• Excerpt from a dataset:
** begin **

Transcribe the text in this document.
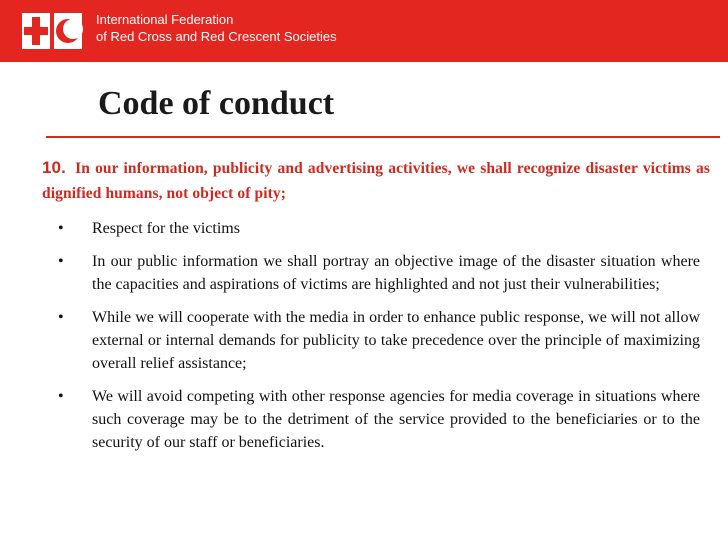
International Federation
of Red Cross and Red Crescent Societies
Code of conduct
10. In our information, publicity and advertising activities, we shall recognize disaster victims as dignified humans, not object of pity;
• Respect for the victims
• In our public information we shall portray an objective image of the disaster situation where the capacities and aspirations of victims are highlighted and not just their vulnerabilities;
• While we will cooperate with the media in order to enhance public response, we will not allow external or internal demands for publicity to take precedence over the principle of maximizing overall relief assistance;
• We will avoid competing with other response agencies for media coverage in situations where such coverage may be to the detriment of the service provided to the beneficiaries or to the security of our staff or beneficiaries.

** end **
** begin **

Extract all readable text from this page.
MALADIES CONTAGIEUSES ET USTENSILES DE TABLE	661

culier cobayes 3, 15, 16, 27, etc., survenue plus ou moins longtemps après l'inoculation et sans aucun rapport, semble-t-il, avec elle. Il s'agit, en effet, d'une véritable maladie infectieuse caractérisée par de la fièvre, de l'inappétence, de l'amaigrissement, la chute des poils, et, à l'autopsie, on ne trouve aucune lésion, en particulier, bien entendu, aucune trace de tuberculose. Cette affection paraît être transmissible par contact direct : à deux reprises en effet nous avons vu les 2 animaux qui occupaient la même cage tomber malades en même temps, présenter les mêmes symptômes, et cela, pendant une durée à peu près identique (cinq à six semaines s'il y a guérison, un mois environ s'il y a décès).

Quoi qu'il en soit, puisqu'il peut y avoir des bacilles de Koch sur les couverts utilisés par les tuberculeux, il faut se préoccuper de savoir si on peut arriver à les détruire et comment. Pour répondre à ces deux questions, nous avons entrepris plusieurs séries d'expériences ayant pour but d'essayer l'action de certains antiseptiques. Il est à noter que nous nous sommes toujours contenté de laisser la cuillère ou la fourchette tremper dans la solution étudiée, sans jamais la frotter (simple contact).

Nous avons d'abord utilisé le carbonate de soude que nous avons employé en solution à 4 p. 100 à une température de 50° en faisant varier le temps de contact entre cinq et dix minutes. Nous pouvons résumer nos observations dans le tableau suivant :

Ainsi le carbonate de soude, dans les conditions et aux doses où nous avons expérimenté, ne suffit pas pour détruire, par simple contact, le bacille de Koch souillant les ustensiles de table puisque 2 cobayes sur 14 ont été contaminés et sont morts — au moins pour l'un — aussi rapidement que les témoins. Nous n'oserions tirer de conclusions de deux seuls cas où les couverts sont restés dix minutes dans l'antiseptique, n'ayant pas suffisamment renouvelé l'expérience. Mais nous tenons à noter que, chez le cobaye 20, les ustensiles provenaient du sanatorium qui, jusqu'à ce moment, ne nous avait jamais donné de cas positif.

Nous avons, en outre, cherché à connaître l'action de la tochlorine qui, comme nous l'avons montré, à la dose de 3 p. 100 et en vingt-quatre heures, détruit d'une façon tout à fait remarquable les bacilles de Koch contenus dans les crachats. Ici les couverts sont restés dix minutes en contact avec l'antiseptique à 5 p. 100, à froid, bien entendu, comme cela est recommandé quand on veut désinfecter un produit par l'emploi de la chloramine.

** end **

Copy each line from the data above that includes "where".

• Written solution:
• In our public information we shall portray an objective image of the disaster situation where the capacities and aspirations of victims are highlighted and not just their vulnerabilities;
• We will avoid competing with other response agencies for media coverage in situations where such coverage may be to the detriment of the service provided to the beneficiaries or to the security of our staff or beneficiaries.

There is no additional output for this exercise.